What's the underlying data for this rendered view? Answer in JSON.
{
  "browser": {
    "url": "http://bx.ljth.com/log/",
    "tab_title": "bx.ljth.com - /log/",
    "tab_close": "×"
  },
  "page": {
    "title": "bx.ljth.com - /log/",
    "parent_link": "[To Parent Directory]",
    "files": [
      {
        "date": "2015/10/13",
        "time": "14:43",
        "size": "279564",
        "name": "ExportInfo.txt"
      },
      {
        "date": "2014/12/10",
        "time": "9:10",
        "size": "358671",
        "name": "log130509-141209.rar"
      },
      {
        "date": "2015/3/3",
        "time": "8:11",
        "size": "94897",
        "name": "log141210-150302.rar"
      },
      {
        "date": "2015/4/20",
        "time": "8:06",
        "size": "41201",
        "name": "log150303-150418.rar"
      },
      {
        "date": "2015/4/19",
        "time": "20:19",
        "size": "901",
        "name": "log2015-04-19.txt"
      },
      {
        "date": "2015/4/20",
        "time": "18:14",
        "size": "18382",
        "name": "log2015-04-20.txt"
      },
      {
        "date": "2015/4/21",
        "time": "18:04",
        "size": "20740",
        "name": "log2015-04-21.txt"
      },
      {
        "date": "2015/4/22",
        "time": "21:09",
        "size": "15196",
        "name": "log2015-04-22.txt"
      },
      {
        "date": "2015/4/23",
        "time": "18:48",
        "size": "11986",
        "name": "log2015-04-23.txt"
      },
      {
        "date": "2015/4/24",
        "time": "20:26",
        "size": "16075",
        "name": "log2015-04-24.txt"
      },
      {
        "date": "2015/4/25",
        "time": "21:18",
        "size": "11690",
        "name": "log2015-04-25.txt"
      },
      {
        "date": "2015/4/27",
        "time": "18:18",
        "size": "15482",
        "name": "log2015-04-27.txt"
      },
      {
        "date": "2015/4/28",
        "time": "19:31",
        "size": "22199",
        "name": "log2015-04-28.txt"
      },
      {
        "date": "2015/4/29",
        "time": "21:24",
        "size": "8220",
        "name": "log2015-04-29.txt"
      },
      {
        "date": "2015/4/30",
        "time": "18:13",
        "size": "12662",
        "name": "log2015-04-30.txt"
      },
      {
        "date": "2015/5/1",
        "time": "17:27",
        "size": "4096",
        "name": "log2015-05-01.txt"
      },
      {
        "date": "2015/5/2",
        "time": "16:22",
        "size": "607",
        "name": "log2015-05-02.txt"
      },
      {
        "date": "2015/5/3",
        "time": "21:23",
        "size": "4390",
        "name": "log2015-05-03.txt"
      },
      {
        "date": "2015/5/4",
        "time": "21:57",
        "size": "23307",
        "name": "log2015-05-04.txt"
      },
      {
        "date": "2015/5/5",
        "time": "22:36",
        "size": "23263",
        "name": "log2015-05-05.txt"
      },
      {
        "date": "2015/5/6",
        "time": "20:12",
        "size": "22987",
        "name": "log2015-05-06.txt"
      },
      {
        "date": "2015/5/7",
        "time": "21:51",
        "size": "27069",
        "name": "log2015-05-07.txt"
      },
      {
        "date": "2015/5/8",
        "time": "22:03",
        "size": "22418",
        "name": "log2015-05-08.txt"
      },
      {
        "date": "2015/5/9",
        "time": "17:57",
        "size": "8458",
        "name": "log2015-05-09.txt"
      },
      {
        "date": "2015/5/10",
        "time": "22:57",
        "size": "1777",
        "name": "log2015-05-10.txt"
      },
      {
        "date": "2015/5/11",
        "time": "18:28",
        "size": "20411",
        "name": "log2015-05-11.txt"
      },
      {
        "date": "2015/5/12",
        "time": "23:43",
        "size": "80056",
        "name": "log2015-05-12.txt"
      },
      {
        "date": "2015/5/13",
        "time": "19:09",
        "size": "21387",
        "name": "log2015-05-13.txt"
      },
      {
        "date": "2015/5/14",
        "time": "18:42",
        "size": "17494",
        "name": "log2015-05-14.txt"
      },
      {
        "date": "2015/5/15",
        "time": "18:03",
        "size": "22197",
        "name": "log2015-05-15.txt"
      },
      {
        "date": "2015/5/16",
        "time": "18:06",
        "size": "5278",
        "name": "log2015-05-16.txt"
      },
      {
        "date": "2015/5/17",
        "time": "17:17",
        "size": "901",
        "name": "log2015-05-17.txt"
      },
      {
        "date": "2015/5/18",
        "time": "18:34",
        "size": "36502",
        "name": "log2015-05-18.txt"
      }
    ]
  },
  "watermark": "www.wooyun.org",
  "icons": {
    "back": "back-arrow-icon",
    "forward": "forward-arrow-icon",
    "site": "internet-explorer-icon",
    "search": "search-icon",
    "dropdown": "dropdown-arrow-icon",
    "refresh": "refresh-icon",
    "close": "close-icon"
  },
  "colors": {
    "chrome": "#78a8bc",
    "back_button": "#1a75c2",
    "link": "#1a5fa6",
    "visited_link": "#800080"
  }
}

_____

Every line of the records above needs to be given again exactly.

- **Result for this task**:
What's the underlying data for this rendered view? Answer in JSON.
{
  "browser": {
    "url": "http://bx.ljth.com/log/",
    "tab_title": "bx.ljth.com - /log/",
    "tab_close": "×"
  },
  "page": {
    "title": "bx.ljth.com - /log/",
    "parent_link": "[To Parent Directory]",
    "files": [
      {
        "date": "2015/10/13",
        "time": "14:43",
        "size": "279564",
        "name": "ExportInfo.txt"
      },
      {
        "date": "2014/12/10",
        "time": "9:10",
        "size": "358671",
        "name": "log130509-141209.rar"
      },
      {
        "date": "2015/3/3",
        "time": "8:11",
        "size": "94897",
        "name": "log141210-150302.rar"
      },
      {
        "date": "2015/4/20",
        "time": "8:06",
        "size": "41201",
        "name": "log150303-150418.rar"
      },
      {
        "date": "2015/4/19",
        "time": "20:19",
        "size": "901",
        "name": "log2015-04-19.txt"
      },
      {
        "date": "2015/4/20",
        "time": "18:14",
        "size": "18382",
        "name": "log2015-04-20.txt"
      },
      {
        "date": "2015/4/21",
        "time": "18:04",
        "size": "20740",
        "name": "log2015-04-21.txt"
      },
      {
        "date": "2015/4/22",
        "time": "21:09",
        "size": "15196",
        "name": "log2015-04-22.txt"
      },
      {
        "date": "2015/4/23",
        "time": "18:48",
        "size": "11986",
        "name": "log2015-04-23.txt"
      },
      {
        "date": "2015/4/24",
        "time": "20:26",
        "size": "16075",
        "name": "log2015-04-24.txt"
      },
      {
        "date": "2015/4/25",
        "time": "21:18",
        "size": "11690",
        "name": "log2015-04-25.txt"
      },
      {
        "date": "2015/4/27",
        "time": "18:18",
        "size": "15482",
        "name": "log2015-04-27.txt"
      },
      {
        "date": "2015/4/28",
        "time": "19:31",
        "size": "22199",
        "name": "log2015-04-28.txt"
      },
      {
        "date": "2015/4/29",
        "time": "21:24",
        "size": "8220",
        "name": "log2015-04-29.txt"
      },
      {
        "date": "2015/4/30",
        "time": "18:13",
        "size": "12662",
        "name": "log2015-04-30.txt"
      },
      {
        "date": "2015/5/1",
        "time": "17:27",
        "size": "4096",
        "name": "log2015-05-01.txt"
      },
      {
        "date": "2015/5/2",
        "time": "16:22",
        "size": "607",
        "name": "log2015-05-02.txt"
      },
      {
        "date": "2015/5/3",
        "time": "21:23",
        "size": "4390",
        "name": "log2015-05-03.txt"
      },
      {
        "date": "2015/5/4",
        "time": "21:57",
        "size": "23307",
        "name": "log2015-05-04.txt"
      },
      {
        "date": "2015/5/5",
        "time": "22:36",
        "size": "23263",
        "name": "log2015-05-05.txt"
      },
      {
        "date": "2015/5/6",
        "time": "20:12",
        "size": "22987",
        "name": "log2015-05-06.txt"
      },
      {
        "date": "2015/5/7",
        "time": "21:51",
        "size": "27069",
        "name": "log2015-05-07.txt"
      },
      {
        "date": "2015/5/8",
        "time": "22:03",
        "size": "22418",
        "name": "log2015-05-08.txt"
      },
      {
        "date": "2015/5/9",
        "time": "17:57",
        "size": "8458",
        "name": "log2015-05-09.txt"
      },
      {
        "date": "2015/5/10",
        "time": "22:57",
        "size": "1777",
        "name": "log2015-05-10.txt"
      },
      {
        "date": "2015/5/11",
        "time": "18:28",
        "size": "20411",
        "name": "log2015-05-11.txt"
      },
      {
        "date": "2015/5/12",
        "time": "23:43",
        "size": "80056",
        "name": "log2015-05-12.txt"
      },
      {
        "date": "2015/5/13",
        "time": "19:09",
        "size": "21387",
        "name": "log2015-05-13.txt"
      },
      {
        "date": "2015/5/14",
        "time": "18:42",
        "size": "17494",
        "name": "log2015-05-14.txt"
      },
      {
        "date": "2015/5/15",
        "time": "18:03",
        "size": "22197",
        "name": "log2015-05-15.txt"
      },
      {
        "date": "2015/5/16",
        "time": "18:06",
        "size": "5278",
        "name": "log2015-05-16.txt"
      },
      {
        "date": "2015/5/17",
        "time": "17:17",
        "size": "901",
        "name": "log2015-05-17.txt"
      },
      {
        "date": "2015/5/18",
        "time": "18:34",
        "size": "36502",
        "name": "log2015-05-18.txt"
      }
    ]
  },
  "watermark": "www.wooyun.org",
  "icons": {
    "back": "back-arrow-icon",
    "forward": "forward-arrow-icon",
    "site": "internet-explorer-icon",
    "search": "search-icon",
    "dropdown": "dropdown-arrow-icon",
    "refresh": "refresh-icon",
    "close": "close-icon"
  },
  "colors": {
    "chrome": "#78a8bc",
    "back_button": "#1a75c2",
    "link": "#1a5fa6",
    "visited_link": "#800080"
  }
}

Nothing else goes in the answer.